## Set exercise
Go through the data below and copy it exactly, skipping every picture.

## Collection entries
►
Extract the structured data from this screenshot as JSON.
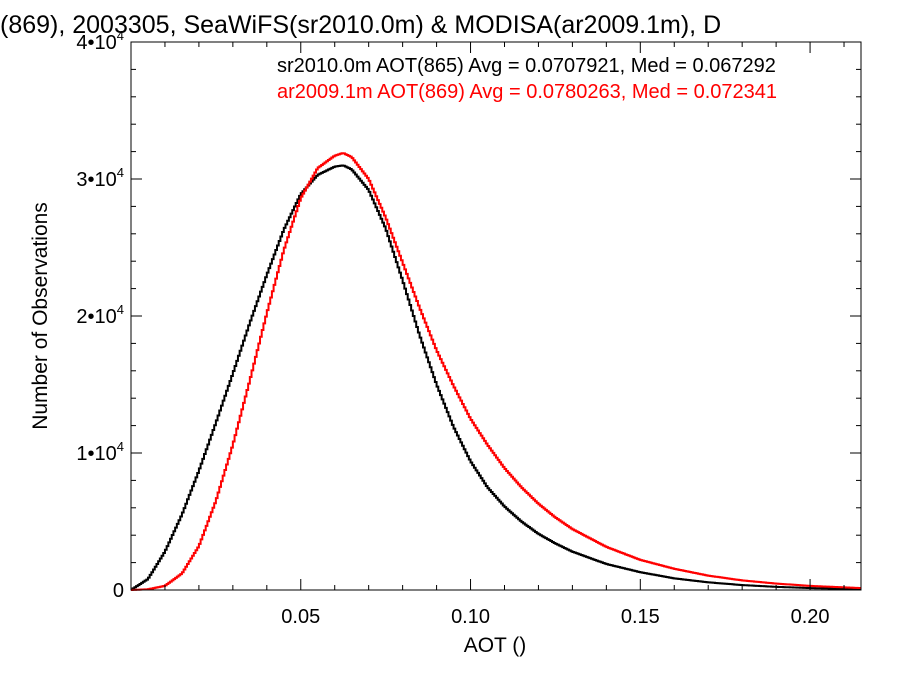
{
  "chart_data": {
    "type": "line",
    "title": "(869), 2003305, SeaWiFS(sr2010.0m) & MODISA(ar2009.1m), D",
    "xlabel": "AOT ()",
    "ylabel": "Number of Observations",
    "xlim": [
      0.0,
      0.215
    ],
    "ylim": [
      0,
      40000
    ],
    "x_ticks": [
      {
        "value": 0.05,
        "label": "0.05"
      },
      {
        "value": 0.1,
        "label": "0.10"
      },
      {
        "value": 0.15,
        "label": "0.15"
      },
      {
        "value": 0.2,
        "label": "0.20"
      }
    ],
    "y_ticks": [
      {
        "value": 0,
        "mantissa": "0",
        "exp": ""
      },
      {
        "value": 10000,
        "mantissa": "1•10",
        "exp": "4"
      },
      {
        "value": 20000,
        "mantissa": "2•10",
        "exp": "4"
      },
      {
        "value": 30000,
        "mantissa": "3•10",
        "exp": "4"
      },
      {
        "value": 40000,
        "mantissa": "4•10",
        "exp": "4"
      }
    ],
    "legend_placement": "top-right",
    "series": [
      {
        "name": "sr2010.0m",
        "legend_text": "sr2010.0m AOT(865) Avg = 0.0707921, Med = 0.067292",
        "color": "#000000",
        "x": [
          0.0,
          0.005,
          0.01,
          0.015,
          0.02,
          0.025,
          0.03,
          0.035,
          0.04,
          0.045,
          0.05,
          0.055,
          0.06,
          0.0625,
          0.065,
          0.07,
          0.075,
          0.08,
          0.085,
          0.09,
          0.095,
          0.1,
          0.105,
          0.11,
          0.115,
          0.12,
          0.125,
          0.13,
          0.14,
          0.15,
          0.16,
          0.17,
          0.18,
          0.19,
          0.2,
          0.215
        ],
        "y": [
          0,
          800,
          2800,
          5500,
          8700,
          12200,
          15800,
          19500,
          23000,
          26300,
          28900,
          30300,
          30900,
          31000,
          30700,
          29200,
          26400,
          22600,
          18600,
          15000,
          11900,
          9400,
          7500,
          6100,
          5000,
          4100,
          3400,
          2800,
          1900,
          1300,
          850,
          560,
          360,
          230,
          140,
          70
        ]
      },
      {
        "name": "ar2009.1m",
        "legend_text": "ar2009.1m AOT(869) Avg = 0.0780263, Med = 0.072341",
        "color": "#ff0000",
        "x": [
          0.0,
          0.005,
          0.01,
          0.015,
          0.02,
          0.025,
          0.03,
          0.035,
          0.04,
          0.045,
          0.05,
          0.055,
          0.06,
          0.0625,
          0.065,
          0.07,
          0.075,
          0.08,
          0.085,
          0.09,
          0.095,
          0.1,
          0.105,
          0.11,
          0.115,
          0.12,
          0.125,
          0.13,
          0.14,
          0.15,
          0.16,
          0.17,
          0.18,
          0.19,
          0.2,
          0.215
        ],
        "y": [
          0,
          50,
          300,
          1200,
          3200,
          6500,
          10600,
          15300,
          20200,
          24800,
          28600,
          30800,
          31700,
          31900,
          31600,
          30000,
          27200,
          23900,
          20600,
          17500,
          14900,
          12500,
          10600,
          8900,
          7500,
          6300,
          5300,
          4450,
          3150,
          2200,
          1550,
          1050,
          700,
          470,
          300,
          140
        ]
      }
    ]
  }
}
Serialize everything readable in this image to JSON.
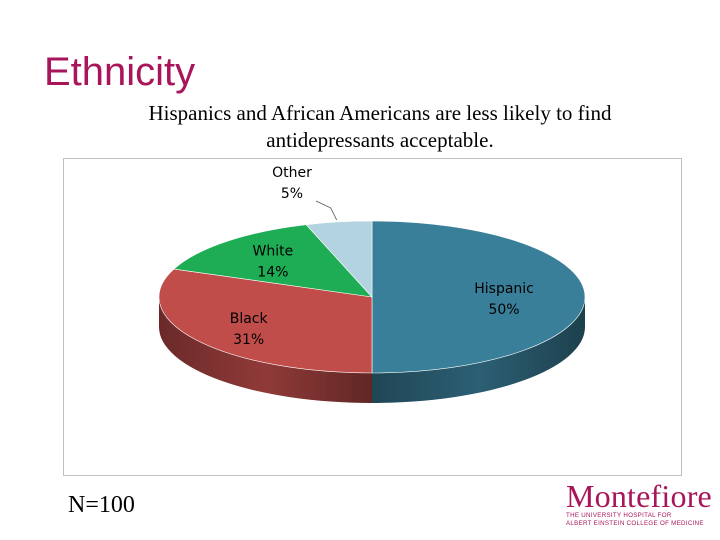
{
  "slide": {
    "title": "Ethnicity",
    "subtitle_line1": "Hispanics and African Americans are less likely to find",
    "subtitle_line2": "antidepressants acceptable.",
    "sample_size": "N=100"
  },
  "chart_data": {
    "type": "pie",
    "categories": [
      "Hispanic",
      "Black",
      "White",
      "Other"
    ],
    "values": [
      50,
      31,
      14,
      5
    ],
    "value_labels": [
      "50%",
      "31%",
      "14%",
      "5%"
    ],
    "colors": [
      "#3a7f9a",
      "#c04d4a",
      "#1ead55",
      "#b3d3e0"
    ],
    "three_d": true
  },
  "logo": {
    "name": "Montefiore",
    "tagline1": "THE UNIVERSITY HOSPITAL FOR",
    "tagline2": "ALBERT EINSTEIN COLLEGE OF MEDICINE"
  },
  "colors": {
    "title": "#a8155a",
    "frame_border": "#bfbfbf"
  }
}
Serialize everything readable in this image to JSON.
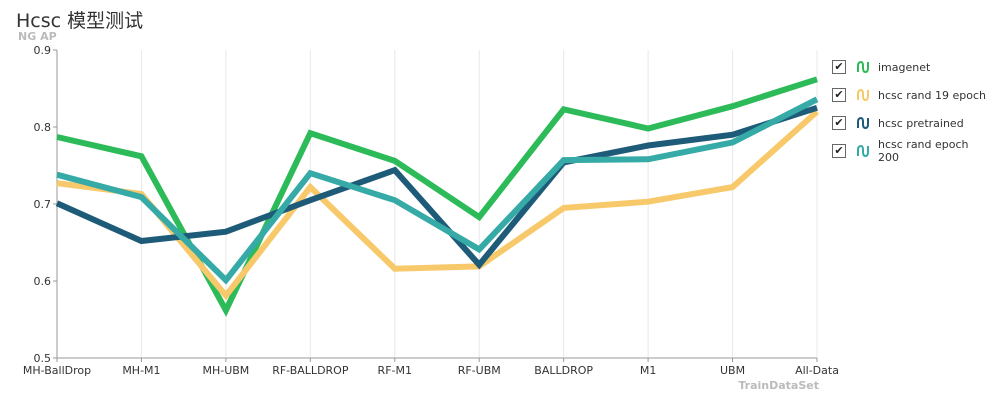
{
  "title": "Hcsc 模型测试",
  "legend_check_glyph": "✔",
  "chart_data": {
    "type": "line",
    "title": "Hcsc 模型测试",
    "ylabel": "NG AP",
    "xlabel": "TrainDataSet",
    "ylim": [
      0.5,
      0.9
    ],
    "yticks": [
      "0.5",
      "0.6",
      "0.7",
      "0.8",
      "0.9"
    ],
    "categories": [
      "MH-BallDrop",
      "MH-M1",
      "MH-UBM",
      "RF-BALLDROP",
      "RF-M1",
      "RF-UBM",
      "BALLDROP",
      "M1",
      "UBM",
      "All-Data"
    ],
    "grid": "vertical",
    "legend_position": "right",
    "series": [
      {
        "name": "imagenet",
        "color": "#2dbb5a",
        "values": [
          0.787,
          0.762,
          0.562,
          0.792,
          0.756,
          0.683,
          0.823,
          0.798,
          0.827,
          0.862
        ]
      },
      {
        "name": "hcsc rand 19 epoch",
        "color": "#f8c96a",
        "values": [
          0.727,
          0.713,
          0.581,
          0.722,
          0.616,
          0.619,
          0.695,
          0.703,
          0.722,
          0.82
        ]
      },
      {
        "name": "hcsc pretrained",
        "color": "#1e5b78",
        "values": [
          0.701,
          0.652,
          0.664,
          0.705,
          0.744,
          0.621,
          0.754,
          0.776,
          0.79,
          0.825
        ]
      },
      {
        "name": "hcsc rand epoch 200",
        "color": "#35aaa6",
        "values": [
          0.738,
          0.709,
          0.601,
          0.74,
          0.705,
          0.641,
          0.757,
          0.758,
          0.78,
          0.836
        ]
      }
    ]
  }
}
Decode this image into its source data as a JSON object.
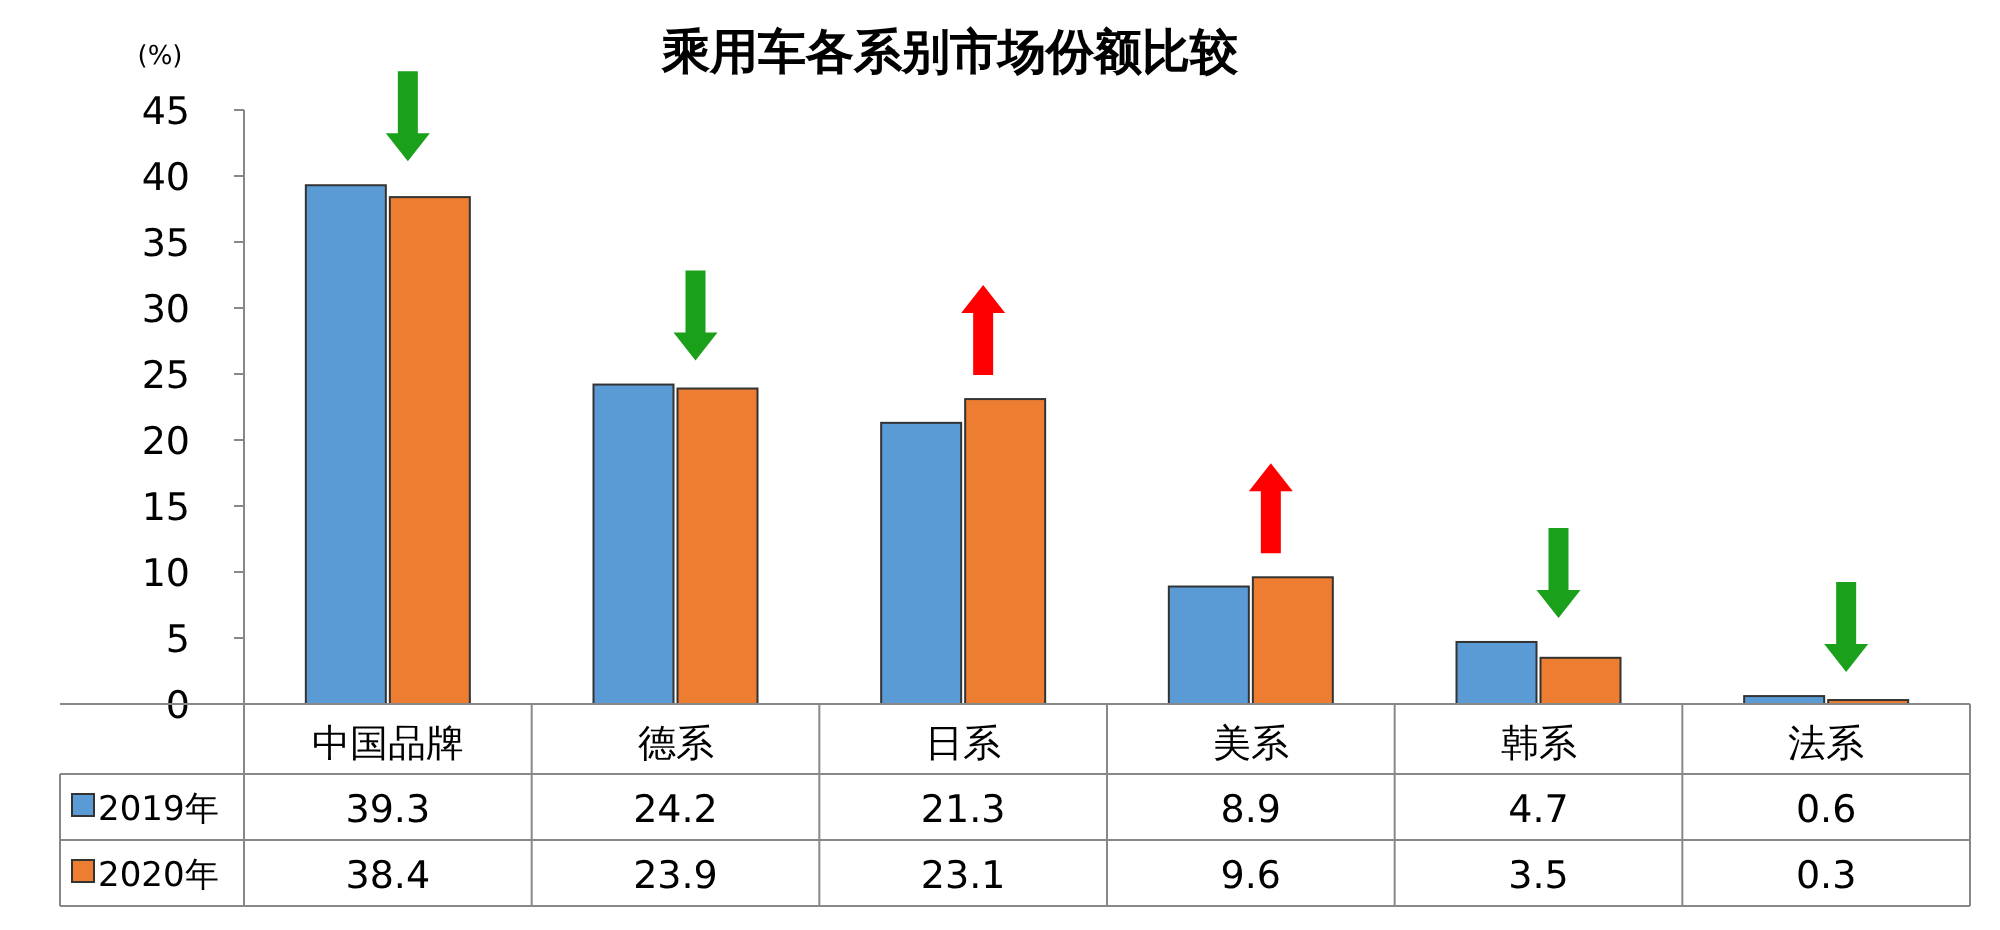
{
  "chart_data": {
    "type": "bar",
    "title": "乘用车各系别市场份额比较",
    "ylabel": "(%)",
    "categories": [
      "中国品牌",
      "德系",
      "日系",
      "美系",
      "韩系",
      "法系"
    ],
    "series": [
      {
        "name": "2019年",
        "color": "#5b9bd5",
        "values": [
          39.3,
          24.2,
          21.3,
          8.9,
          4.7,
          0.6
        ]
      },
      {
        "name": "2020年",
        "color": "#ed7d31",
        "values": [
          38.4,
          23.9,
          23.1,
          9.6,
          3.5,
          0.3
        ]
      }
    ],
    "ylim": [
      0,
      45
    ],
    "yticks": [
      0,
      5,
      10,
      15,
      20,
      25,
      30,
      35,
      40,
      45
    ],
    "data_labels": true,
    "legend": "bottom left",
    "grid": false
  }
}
◄
## Written response
Extract the structured data from this screenshot as JSON.
{
  "chart_data": {
    "type": "line",
    "title": "(869), 2003305, SeaWiFS(sr2010.0m) & MODISA(ar2009.1m), D",
    "xlabel": "AOT ()",
    "ylabel": "Number of Observations",
    "xlim": [
      0.0,
      0.215
    ],
    "ylim": [
      0,
      40000
    ],
    "x_ticks": [
      {
        "value": 0.05,
        "label": "0.05"
      },
      {
        "value": 0.1,
        "label": "0.10"
      },
      {
        "value": 0.15,
        "label": "0.15"
      },
      {
        "value": 0.2,
        "label": "0.20"
      }
    ],
    "y_ticks": [
      {
        "value": 0,
        "mantissa": "0",
        "exp": ""
      },
      {
        "value": 10000,
        "mantissa": "1•10",
        "exp": "4"
      },
      {
        "value": 20000,
        "mantissa": "2•10",
        "exp": "4"
      },
      {
        "value": 30000,
        "mantissa": "3•10",
        "exp": "4"
      },
      {
        "value": 40000,
        "mantissa": "4•10",
        "exp": "4"
      }
    ],
    "legend_placement": "top-right",
    "series": [
      {
        "name": "sr2010.0m",
        "legend_text": "sr2010.0m AOT(865) Avg = 0.0707921, Med = 0.067292",
        "color": "#000000",
        "x": [
          0.0,
          0.005,
          0.01,
          0.015,
          0.02,
          0.025,
          0.03,
          0.035,
          0.04,
          0.045,
          0.05,
          0.055,
          0.06,
          0.0625,
          0.065,
          0.07,
          0.075,
          0.08,
          0.085,
          0.09,
          0.095,
          0.1,
          0.105,
          0.11,
          0.115,
          0.12,
          0.125,
          0.13,
          0.14,
          0.15,
          0.16,
          0.17,
          0.18,
          0.19,
          0.2,
          0.215
        ],
        "y": [
          0,
          800,
          2800,
          5500,
          8700,
          12200,
          15800,
          19500,
          23000,
          26300,
          28900,
          30300,
          30900,
          31000,
          30700,
          29200,
          26400,
          22600,
          18600,
          15000,
          11900,
          9400,
          7500,
          6100,
          5000,
          4100,
          3400,
          2800,
          1900,
          1300,
          850,
          560,
          360,
          230,
          140,
          70
        ]
      },
      {
        "name": "ar2009.1m",
        "legend_text": "ar2009.1m AOT(869) Avg = 0.0780263, Med = 0.072341",
        "color": "#ff0000",
        "x": [
          0.0,
          0.005,
          0.01,
          0.015,
          0.02,
          0.025,
          0.03,
          0.035,
          0.04,
          0.045,
          0.05,
          0.055,
          0.06,
          0.0625,
          0.065,
          0.07,
          0.075,
          0.08,
          0.085,
          0.09,
          0.095,
          0.1,
          0.105,
          0.11,
          0.115,
          0.12,
          0.125,
          0.13,
          0.14,
          0.15,
          0.16,
          0.17,
          0.18,
          0.19,
          0.2,
          0.215
        ],
        "y": [
          0,
          50,
          300,
          1200,
          3200,
          6500,
          10600,
          15300,
          20200,
          24800,
          28600,
          30800,
          31700,
          31900,
          31600,
          30000,
          27200,
          23900,
          20600,
          17500,
          14900,
          12500,
          10600,
          8900,
          7500,
          6300,
          5300,
          4450,
          3150,
          2200,
          1550,
          1050,
          700,
          470,
          300,
          140
        ]
      }
    ]
  }
}
Serialize everything readable in this image to JSON.
{
  "slide": {
    "title": "Ethnicity",
    "subtitle_line1": "Hispanics and African Americans are less likely to find",
    "subtitle_line2": "antidepressants acceptable.",
    "sample_size": "N=100"
  },
  "chart_data": {
    "type": "pie",
    "categories": [
      "Hispanic",
      "Black",
      "White",
      "Other"
    ],
    "values": [
      50,
      31,
      14,
      5
    ],
    "value_labels": [
      "50%",
      "31%",
      "14%",
      "5%"
    ],
    "colors": [
      "#3a7f9a",
      "#c04d4a",
      "#1ead55",
      "#b3d3e0"
    ],
    "three_d": true
  },
  "logo": {
    "name": "Montefiore",
    "tagline1": "THE UNIVERSITY HOSPITAL FOR",
    "tagline2": "ALBERT EINSTEIN COLLEGE OF MEDICINE"
  },
  "colors": {
    "title": "#a8155a",
    "frame_border": "#bfbfbf"
  }
}
Serialize everything readable in this image to JSON.
{
  "title": "Hcsc 模型测试",
  "legend_check_glyph": "✔",
  "chart_data": {
    "type": "line",
    "title": "Hcsc 模型测试",
    "ylabel": "NG AP",
    "xlabel": "TrainDataSet",
    "ylim": [
      0.5,
      0.9
    ],
    "yticks": [
      "0.5",
      "0.6",
      "0.7",
      "0.8",
      "0.9"
    ],
    "categories": [
      "MH-BallDrop",
      "MH-M1",
      "MH-UBM",
      "RF-BALLDROP",
      "RF-M1",
      "RF-UBM",
      "BALLDROP",
      "M1",
      "UBM",
      "All-Data"
    ],
    "grid": "vertical",
    "legend_position": "right",
    "series": [
      {
        "name": "imagenet",
        "color": "#2dbb5a",
        "values": [
          0.787,
          0.762,
          0.562,
          0.792,
          0.756,
          0.683,
          0.823,
          0.798,
          0.827,
          0.862
        ]
      },
      {
        "name": "hcsc rand 19 epoch",
        "color": "#f8c96a",
        "values": [
          0.727,
          0.713,
          0.581,
          0.722,
          0.616,
          0.619,
          0.695,
          0.703,
          0.722,
          0.82
        ]
      },
      {
        "name": "hcsc pretrained",
        "color": "#1e5b78",
        "values": [
          0.701,
          0.652,
          0.664,
          0.705,
          0.744,
          0.621,
          0.754,
          0.776,
          0.79,
          0.825
        ]
      },
      {
        "name": "hcsc rand epoch 200",
        "color": "#35aaa6",
        "values": [
          0.738,
          0.709,
          0.601,
          0.74,
          0.705,
          0.641,
          0.757,
          0.758,
          0.78,
          0.836
        ]
      }
    ]
  }
}
Decode this image into its source data as a JSON object.
{
  "chart_data": {
    "type": "bar",
    "title": "乘用车各系别市场份额比较",
    "ylabel": "(%)",
    "categories": [
      "中国品牌",
      "德系",
      "日系",
      "美系",
      "韩系",
      "法系"
    ],
    "series": [
      {
        "name": "2019年",
        "color": "#5b9bd5",
        "values": [
          39.3,
          24.2,
          21.3,
          8.9,
          4.7,
          0.6
        ]
      },
      {
        "name": "2020年",
        "color": "#ed7d31",
        "values": [
          38.4,
          23.9,
          23.1,
          9.6,
          3.5,
          0.3
        ]
      }
    ],
    "ylim": [
      0,
      45
    ],
    "yticks": [
      0,
      5,
      10,
      15,
      20,
      25,
      30,
      35,
      40,
      45
    ],
    "data_labels": true,
    "legend": "bottom left",
    "grid": false
  }
}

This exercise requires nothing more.